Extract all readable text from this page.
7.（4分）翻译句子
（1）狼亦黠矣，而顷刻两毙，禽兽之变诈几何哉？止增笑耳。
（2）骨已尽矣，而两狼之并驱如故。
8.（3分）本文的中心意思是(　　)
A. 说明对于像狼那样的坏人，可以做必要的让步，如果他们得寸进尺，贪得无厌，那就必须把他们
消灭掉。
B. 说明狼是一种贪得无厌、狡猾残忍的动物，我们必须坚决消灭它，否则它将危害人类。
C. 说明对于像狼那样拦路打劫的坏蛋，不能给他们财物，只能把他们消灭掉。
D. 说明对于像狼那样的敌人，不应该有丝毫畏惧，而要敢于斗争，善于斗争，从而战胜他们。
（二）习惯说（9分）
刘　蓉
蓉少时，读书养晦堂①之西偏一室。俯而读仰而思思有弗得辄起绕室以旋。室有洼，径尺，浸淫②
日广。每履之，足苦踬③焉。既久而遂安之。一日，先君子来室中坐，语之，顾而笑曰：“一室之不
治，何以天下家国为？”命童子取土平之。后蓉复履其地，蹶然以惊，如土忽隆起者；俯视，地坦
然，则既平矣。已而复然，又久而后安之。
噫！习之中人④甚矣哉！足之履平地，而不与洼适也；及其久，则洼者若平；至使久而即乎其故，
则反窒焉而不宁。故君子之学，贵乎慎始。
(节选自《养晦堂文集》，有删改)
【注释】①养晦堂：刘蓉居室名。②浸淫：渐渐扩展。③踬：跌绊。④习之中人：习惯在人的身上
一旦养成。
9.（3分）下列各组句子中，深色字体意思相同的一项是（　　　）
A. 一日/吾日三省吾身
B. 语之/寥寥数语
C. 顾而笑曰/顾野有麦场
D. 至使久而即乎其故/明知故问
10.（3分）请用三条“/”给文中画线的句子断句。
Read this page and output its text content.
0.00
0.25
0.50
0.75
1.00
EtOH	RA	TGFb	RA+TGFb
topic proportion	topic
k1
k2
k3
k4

#####

◆ **Work required**: Return each entry from above without altering a single character.

◆ **Correct response**:
Extract all readable text from this page.
7.（4分）翻译句子
（1）狼亦黠矣，而顷刻两毙，禽兽之变诈几何哉？止增笑耳。
（2）骨已尽矣，而两狼之并驱如故。
8.（3分）本文的中心意思是(　　)
A. 说明对于像狼那样的坏人，可以做必要的让步，如果他们得寸进尺，贪得无厌，那就必须把他们
消灭掉。
B. 说明狼是一种贪得无厌、狡猾残忍的动物，我们必须坚决消灭它，否则它将危害人类。
C. 说明对于像狼那样拦路打劫的坏蛋，不能给他们财物，只能把他们消灭掉。
D. 说明对于像狼那样的敌人，不应该有丝毫畏惧，而要敢于斗争，善于斗争，从而战胜他们。
（二）习惯说（9分）
刘　蓉
蓉少时，读书养晦堂①之西偏一室。俯而读仰而思思有弗得辄起绕室以旋。室有洼，径尺，浸淫②
日广。每履之，足苦踬③焉。既久而遂安之。一日，先君子来室中坐，语之，顾而笑曰：“一室之不
治，何以天下家国为？”命童子取土平之。后蓉复履其地，蹶然以惊，如土忽隆起者；俯视，地坦
然，则既平矣。已而复然，又久而后安之。
噫！习之中人④甚矣哉！足之履平地，而不与洼适也；及其久，则洼者若平；至使久而即乎其故，
则反窒焉而不宁。故君子之学，贵乎慎始。
(节选自《养晦堂文集》，有删改)
【注释】①养晦堂：刘蓉居室名。②浸淫：渐渐扩展。③踬：跌绊。④习之中人：习惯在人的身上
一旦养成。
9.（3分）下列各组句子中，深色字体意思相同的一项是（　　　）
A. 一日/吾日三省吾身
B. 语之/寥寥数语
C. 顾而笑曰/顾野有麦场
D. 至使久而即乎其故/明知故问
10.（3分）请用三条“/”给文中画线的句子断句。
Read this page and output its text content.
0.00
0.25
0.50
0.75
1.00
EtOH	RA	TGFb	RA+TGFb
topic proportion	topic
k1
k2
k3
k4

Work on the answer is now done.